• [DATA FOR PROCESSING]
————
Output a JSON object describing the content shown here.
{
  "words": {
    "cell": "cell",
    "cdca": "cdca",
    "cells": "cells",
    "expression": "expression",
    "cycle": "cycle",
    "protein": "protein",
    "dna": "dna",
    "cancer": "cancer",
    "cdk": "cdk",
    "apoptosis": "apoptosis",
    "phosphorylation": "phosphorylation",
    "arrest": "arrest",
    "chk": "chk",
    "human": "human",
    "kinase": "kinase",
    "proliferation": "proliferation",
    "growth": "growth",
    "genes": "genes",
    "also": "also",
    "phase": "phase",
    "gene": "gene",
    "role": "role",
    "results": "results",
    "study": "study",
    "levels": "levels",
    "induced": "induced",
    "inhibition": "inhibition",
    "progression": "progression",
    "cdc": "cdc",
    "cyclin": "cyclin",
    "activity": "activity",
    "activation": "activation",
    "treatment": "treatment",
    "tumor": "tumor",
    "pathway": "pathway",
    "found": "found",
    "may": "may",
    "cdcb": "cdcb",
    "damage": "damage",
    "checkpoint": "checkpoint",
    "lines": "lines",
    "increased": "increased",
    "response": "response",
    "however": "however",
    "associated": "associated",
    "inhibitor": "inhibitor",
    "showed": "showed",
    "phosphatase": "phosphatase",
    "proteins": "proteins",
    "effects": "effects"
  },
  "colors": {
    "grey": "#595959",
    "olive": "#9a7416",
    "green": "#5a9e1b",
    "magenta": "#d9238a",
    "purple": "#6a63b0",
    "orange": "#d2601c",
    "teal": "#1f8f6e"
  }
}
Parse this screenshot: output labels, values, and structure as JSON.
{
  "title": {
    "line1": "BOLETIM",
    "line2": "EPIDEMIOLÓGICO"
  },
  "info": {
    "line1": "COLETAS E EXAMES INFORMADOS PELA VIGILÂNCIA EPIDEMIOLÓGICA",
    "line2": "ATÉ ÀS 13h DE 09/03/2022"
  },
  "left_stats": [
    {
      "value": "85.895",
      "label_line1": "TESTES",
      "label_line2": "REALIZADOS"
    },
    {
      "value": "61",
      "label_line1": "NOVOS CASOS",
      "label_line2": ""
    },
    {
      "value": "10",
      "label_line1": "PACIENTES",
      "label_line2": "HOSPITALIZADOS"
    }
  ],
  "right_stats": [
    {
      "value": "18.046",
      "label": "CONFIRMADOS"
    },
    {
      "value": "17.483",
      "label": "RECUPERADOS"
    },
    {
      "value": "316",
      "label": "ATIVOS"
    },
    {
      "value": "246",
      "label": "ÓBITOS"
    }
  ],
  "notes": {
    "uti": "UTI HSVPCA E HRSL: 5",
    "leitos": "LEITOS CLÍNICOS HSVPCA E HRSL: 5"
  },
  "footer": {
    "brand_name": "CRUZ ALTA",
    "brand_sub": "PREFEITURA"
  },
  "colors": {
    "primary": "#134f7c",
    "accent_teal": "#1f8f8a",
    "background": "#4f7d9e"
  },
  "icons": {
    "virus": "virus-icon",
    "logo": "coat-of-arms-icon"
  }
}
————
• [WHAT NEEDS TO BE DONE] Look for the word "HSVPCA". Copy out every line of the data that has it.

• [RESULT OF THIS EXERCISE]
    "uti": "UTI HSVPCA E HRSL: 5",
    "leitos": "LEITOS CLÍNICOS HSVPCA E HRSL: 5"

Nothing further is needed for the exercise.